* _What the task requires_
Copy the lines that follow, keeping every character the same.

* _Provided information_

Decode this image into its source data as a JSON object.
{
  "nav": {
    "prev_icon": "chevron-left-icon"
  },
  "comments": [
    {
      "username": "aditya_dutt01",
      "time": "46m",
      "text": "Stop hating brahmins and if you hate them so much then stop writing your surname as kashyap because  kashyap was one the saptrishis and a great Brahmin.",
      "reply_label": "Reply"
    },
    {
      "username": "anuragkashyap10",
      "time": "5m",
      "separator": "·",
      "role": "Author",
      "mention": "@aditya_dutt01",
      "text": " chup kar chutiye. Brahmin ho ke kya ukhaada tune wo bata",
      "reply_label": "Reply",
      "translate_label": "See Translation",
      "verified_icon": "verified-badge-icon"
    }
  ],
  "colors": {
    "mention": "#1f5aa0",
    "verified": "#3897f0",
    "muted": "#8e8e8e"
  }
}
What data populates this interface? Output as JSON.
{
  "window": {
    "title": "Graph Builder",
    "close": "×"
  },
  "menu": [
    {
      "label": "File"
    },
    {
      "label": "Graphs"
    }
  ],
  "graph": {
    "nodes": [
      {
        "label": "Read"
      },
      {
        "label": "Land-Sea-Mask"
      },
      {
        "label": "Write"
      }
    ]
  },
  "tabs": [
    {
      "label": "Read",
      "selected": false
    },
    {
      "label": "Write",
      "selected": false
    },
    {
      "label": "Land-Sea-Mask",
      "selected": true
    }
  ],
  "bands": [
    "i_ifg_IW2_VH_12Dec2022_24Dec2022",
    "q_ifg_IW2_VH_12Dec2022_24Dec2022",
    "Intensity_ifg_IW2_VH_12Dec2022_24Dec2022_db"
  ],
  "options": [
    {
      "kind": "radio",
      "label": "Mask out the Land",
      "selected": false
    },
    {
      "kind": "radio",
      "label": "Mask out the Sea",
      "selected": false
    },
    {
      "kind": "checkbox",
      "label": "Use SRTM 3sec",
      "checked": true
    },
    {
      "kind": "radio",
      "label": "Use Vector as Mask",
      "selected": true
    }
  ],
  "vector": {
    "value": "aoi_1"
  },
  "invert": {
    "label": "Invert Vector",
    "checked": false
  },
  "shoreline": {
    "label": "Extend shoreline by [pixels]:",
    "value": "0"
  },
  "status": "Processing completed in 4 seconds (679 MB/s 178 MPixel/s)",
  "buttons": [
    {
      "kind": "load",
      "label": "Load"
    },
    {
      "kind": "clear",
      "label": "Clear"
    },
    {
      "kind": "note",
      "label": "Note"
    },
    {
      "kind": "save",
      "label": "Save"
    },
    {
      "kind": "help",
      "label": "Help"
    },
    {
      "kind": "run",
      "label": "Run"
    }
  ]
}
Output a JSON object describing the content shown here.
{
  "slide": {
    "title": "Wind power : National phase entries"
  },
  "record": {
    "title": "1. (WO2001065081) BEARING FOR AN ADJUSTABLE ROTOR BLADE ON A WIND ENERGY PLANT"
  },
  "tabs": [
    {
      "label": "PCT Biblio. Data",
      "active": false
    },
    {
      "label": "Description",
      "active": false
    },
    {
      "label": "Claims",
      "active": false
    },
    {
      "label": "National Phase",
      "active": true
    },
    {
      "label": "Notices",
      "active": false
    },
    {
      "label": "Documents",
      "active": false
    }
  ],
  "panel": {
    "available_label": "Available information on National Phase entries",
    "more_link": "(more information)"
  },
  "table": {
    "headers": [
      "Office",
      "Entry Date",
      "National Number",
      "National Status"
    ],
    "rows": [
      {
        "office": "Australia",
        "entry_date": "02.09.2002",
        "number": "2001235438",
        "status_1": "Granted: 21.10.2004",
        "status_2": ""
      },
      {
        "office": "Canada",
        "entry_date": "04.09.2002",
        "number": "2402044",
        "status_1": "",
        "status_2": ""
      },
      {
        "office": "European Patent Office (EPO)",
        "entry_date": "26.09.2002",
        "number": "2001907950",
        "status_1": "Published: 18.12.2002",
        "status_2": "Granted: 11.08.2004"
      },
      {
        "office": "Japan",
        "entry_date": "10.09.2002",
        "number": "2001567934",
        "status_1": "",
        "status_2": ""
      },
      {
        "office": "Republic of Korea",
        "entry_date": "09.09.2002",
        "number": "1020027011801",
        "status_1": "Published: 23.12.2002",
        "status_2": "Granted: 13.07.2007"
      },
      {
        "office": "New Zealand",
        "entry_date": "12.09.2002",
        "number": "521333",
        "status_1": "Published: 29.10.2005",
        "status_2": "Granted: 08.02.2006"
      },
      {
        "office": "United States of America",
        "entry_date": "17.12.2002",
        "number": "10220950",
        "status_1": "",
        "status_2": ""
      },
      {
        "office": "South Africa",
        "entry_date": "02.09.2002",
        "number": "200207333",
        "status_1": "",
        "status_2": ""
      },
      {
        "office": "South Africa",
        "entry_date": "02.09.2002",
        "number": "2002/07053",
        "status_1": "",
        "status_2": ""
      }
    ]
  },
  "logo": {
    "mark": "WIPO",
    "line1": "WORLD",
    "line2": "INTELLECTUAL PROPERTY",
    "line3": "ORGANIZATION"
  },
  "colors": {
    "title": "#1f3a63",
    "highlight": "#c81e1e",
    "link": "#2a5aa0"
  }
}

* _Written response_
Decode this image into its source data as a JSON object.
{
  "nav": {
    "prev_icon": "chevron-left-icon"
  },
  "comments": [
    {
      "username": "aditya_dutt01",
      "time": "46m",
      "text": "Stop hating brahmins and if you hate them so much then stop writing your surname as kashyap because  kashyap was one the saptrishis and a great Brahmin.",
      "reply_label": "Reply"
    },
    {
      "username": "anuragkashyap10",
      "time": "5m",
      "separator": "·",
      "role": "Author",
      "mention": "@aditya_dutt01",
      "text": " chup kar chutiye. Brahmin ho ke kya ukhaada tune wo bata",
      "reply_label": "Reply",
      "translate_label": "See Translation",
      "verified_icon": "verified-badge-icon"
    }
  ],
  "colors": {
    "mention": "#1f5aa0",
    "verified": "#3897f0",
    "muted": "#8e8e8e"
  }
}
What data populates this interface? Output as JSON.
{
  "window": {
    "title": "Graph Builder",
    "close": "×"
  },
  "menu": [
    {
      "label": "File"
    },
    {
      "label": "Graphs"
    }
  ],
  "graph": {
    "nodes": [
      {
        "label": "Read"
      },
      {
        "label": "Land-Sea-Mask"
      },
      {
        "label": "Write"
      }
    ]
  },
  "tabs": [
    {
      "label": "Read",
      "selected": false
    },
    {
      "label": "Write",
      "selected": false
    },
    {
      "label": "Land-Sea-Mask",
      "selected": true
    }
  ],
  "bands": [
    "i_ifg_IW2_VH_12Dec2022_24Dec2022",
    "q_ifg_IW2_VH_12Dec2022_24Dec2022",
    "Intensity_ifg_IW2_VH_12Dec2022_24Dec2022_db"
  ],
  "options": [
    {
      "kind": "radio",
      "label": "Mask out the Land",
      "selected": false
    },
    {
      "kind": "radio",
      "label": "Mask out the Sea",
      "selected": false
    },
    {
      "kind": "checkbox",
      "label": "Use SRTM 3sec",
      "checked": true
    },
    {
      "kind": "radio",
      "label": "Use Vector as Mask",
      "selected": true
    }
  ],
  "vector": {
    "value": "aoi_1"
  },
  "invert": {
    "label": "Invert Vector",
    "checked": false
  },
  "shoreline": {
    "label": "Extend shoreline by [pixels]:",
    "value": "0"
  },
  "status": "Processing completed in 4 seconds (679 MB/s 178 MPixel/s)",
  "buttons": [
    {
      "kind": "load",
      "label": "Load"
    },
    {
      "kind": "clear",
      "label": "Clear"
    },
    {
      "kind": "note",
      "label": "Note"
    },
    {
      "kind": "save",
      "label": "Save"
    },
    {
      "kind": "help",
      "label": "Help"
    },
    {
      "kind": "run",
      "label": "Run"
    }
  ]
}
Output a JSON object describing the content shown here.
{
  "slide": {
    "title": "Wind power : National phase entries"
  },
  "record": {
    "title": "1. (WO2001065081) BEARING FOR AN ADJUSTABLE ROTOR BLADE ON A WIND ENERGY PLANT"
  },
  "tabs": [
    {
      "label": "PCT Biblio. Data",
      "active": false
    },
    {
      "label": "Description",
      "active": false
    },
    {
      "label": "Claims",
      "active": false
    },
    {
      "label": "National Phase",
      "active": true
    },
    {
      "label": "Notices",
      "active": false
    },
    {
      "label": "Documents",
      "active": false
    }
  ],
  "panel": {
    "available_label": "Available information on National Phase entries",
    "more_link": "(more information)"
  },
  "table": {
    "headers": [
      "Office",
      "Entry Date",
      "National Number",
      "National Status"
    ],
    "rows": [
      {
        "office": "Australia",
        "entry_date": "02.09.2002",
        "number": "2001235438",
        "status_1": "Granted: 21.10.2004",
        "status_2": ""
      },
      {
        "office": "Canada",
        "entry_date": "04.09.2002",
        "number": "2402044",
        "status_1": "",
        "status_2": ""
      },
      {
        "office": "European Patent Office (EPO)",
        "entry_date": "26.09.2002",
        "number": "2001907950",
        "status_1": "Published: 18.12.2002",
        "status_2": "Granted: 11.08.2004"
      },
      {
        "office": "Japan",
        "entry_date": "10.09.2002",
        "number": "2001567934",
        "status_1": "",
        "status_2": ""
      },
      {
        "office": "Republic of Korea",
        "entry_date": "09.09.2002",
        "number": "1020027011801",
        "status_1": "Published: 23.12.2002",
        "status_2": "Granted: 13.07.2007"
      },
      {
        "office": "New Zealand",
        "entry_date": "12.09.2002",
        "number": "521333",
        "status_1": "Published: 29.10.2005",
        "status_2": "Granted: 08.02.2006"
      },
      {
        "office": "United States of America",
        "entry_date": "17.12.2002",
        "number": "10220950",
        "status_1": "",
        "status_2": ""
      },
      {
        "office": "South Africa",
        "entry_date": "02.09.2002",
        "number": "200207333",
        "status_1": "",
        "status_2": ""
      },
      {
        "office": "South Africa",
        "entry_date": "02.09.2002",
        "number": "2002/07053",
        "status_1": "",
        "status_2": ""
      }
    ]
  },
  "logo": {
    "mark": "WIPO",
    "line1": "WORLD",
    "line2": "INTELLECTUAL PROPERTY",
    "line3": "ORGANIZATION"
  },
  "colors": {
    "title": "#1f3a63",
    "highlight": "#c81e1e",
    "link": "#2a5aa0"
  }
}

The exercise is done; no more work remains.